**Your goal**
Reproduce the part of the listing that opens with the line containing "staticText: Quarta-feira 10" and closes with the line containing "staticText: lindermannla@gmail.com <box>787", keeping both end lines.

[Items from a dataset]
------------------------------

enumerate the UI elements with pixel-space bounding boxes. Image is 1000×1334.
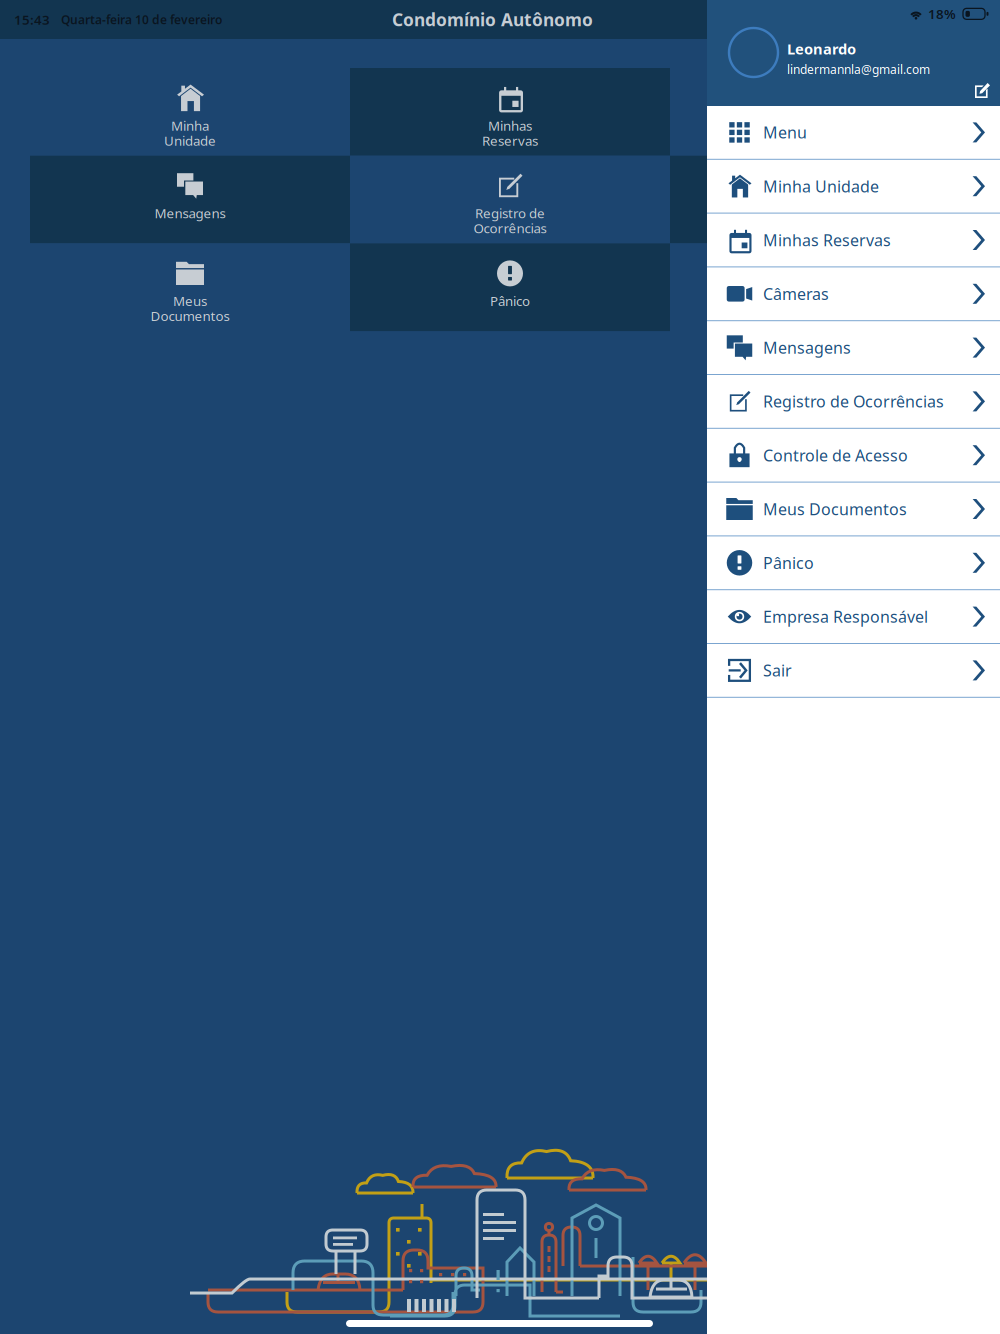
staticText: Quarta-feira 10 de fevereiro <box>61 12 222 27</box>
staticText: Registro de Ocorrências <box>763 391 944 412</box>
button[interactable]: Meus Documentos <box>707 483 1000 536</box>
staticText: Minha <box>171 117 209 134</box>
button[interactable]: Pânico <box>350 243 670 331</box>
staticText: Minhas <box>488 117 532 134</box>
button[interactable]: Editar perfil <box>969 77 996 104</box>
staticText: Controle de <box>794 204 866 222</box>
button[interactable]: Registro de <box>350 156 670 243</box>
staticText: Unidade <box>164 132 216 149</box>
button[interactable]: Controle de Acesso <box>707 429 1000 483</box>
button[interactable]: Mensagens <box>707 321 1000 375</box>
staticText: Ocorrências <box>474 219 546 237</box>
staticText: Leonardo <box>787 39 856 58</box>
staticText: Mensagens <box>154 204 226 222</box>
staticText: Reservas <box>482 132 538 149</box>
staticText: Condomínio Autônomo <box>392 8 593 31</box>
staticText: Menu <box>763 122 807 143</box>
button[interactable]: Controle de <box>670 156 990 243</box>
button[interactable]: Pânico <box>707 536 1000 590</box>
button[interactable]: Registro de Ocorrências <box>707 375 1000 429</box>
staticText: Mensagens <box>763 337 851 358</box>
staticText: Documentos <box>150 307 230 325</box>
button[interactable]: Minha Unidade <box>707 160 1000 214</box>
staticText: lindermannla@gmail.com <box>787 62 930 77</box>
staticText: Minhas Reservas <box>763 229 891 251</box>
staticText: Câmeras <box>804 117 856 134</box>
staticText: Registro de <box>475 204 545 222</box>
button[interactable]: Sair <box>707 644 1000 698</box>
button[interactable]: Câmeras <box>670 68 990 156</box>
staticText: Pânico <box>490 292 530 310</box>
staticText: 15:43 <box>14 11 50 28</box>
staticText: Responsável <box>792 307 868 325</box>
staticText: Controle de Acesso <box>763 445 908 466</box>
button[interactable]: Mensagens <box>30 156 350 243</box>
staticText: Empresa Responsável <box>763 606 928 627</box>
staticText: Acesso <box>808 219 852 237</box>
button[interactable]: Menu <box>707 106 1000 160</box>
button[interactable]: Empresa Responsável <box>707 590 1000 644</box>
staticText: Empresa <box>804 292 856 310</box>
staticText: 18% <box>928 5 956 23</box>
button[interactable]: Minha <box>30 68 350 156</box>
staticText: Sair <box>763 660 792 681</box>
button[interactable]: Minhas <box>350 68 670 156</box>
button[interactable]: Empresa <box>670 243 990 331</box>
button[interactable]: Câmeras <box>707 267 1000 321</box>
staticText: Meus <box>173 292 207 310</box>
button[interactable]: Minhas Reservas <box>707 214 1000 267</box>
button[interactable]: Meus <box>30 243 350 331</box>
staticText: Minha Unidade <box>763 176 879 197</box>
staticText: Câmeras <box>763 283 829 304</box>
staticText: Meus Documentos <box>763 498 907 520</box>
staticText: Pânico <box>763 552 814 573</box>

------------------------------

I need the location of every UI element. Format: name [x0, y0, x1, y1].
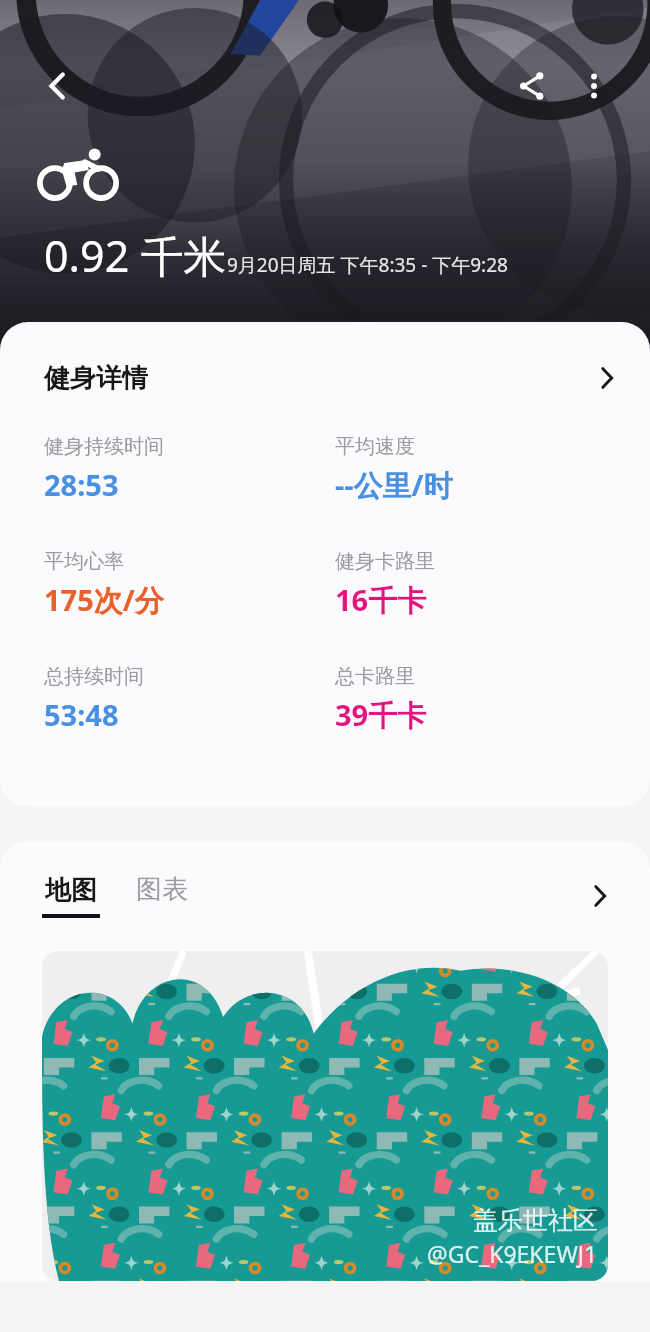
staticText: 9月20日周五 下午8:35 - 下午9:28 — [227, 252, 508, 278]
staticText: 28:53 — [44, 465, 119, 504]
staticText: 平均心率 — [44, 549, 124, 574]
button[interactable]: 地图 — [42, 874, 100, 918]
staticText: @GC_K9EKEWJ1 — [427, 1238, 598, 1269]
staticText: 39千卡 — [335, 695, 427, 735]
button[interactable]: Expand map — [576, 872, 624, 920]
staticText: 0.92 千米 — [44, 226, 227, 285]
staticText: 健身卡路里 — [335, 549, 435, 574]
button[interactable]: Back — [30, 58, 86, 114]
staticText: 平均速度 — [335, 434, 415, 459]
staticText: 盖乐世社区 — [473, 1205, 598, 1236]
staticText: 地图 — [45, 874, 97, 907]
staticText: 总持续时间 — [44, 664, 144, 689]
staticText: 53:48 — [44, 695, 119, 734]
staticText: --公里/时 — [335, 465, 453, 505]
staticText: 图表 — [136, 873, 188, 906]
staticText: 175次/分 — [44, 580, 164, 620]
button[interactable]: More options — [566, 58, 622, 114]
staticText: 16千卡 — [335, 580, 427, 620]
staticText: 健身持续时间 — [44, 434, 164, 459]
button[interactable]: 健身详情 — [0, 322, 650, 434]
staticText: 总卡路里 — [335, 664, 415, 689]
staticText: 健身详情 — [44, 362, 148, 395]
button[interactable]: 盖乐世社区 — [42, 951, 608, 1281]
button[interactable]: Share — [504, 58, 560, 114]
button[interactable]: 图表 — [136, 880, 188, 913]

------------------------------

**The response**
staticText: Quarta-feira 10 de fevereiro <box>61 12 222 27</box>
staticText: Registro de Ocorrências <box>763 391 944 412</box>
button[interactable]: Meus Documentos <box>707 483 1000 536</box>
staticText: Minha <box>171 117 209 134</box>
button[interactable]: Pânico <box>350 243 670 331</box>
staticText: Minhas <box>488 117 532 134</box>
button[interactable]: Editar perfil <box>969 77 996 104</box>
staticText: Controle de <box>794 204 866 222</box>
button[interactable]: Registro de <box>350 156 670 243</box>
staticText: Unidade <box>164 132 216 149</box>
button[interactable]: Controle de Acesso <box>707 429 1000 483</box>
button[interactable]: Mensagens <box>707 321 1000 375</box>
staticText: Ocorrências <box>474 219 546 237</box>
staticText: Leonardo <box>787 39 856 58</box>
staticText: Mensagens <box>154 204 226 222</box>
staticText: Reservas <box>482 132 538 149</box>
staticText: Condomínio Autônomo <box>392 8 593 31</box>
staticText: Menu <box>763 122 807 143</box>
button[interactable]: Controle de <box>670 156 990 243</box>
button[interactable]: Pânico <box>707 536 1000 590</box>
button[interactable]: Registro de Ocorrências <box>707 375 1000 429</box>
staticText: Mensagens <box>763 337 851 358</box>
staticText: Documentos <box>150 307 230 325</box>
button[interactable]: Minha Unidade <box>707 160 1000 214</box>
staticText: lindermannla@gmail.com <box>787 62 930 77</box>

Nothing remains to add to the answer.